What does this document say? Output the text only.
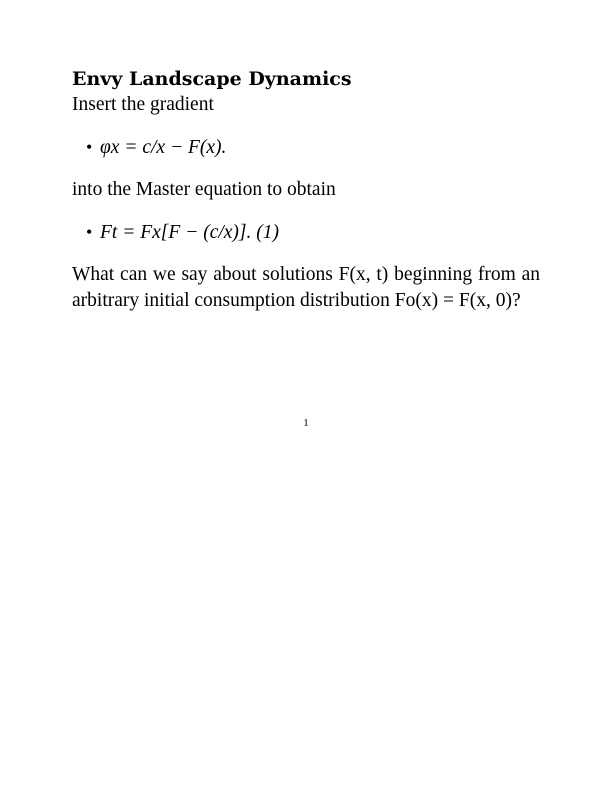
Envy Landscape Dynamics

Insert the gradient

• φx = c/x − F(x).

into the Master equation to obtain

• Ft = Fx[F − (c/x)]. (1)

What can we say about solutions F(x, t) beginning from an arbitrary initial consumption distribution Fo(x) = F(x, 0)?

1
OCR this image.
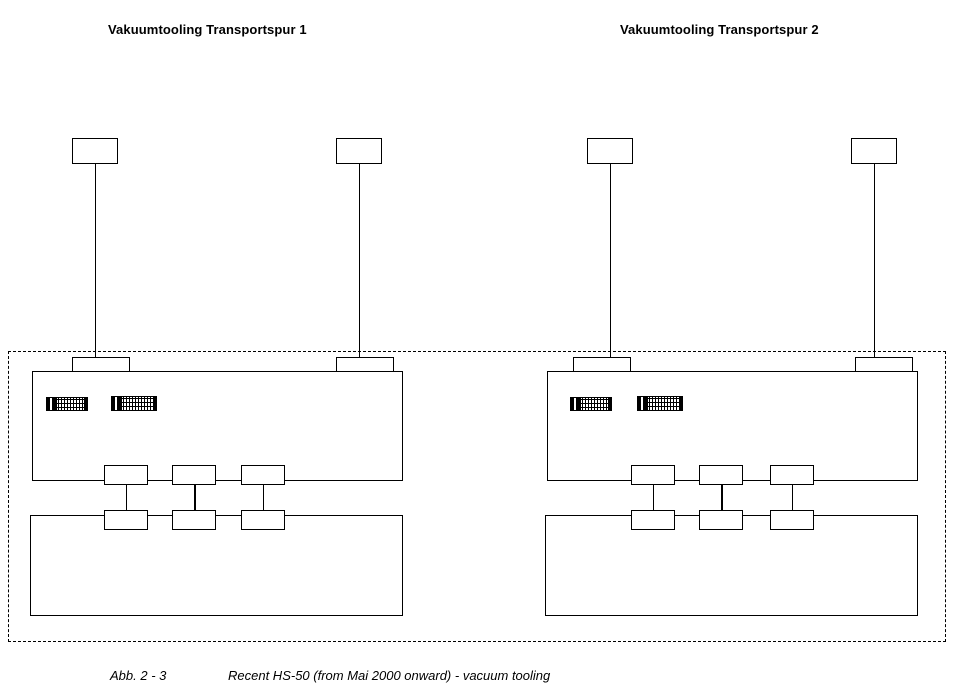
Vakuumtooling Transportspur 1	Vakuumtooling Transportspur 2
Abb. 2 - 3	Recent HS-50 (from Mai 2000 onward) - vacuum tooling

□ □ □ □

Leave out the pictures and give the listing above again exactly.

What does this document say? Output the text only.
Envy Landscape Dynamics

Insert the gradient

• φx = c/x − F(x).

into the Master equation to obtain

• Ft = Fx[F − (c/x)]. (1)

What can we say about solutions F(x, t) beginning from an arbitrary initial consumption distribution Fo(x) = F(x, 0)?

1
OCR this image.
Vakuumtooling Transportspur 1	Vakuumtooling Transportspur 2
Abb. 2 - 3	Recent HS-50 (from Mai 2000 onward) - vacuum tooling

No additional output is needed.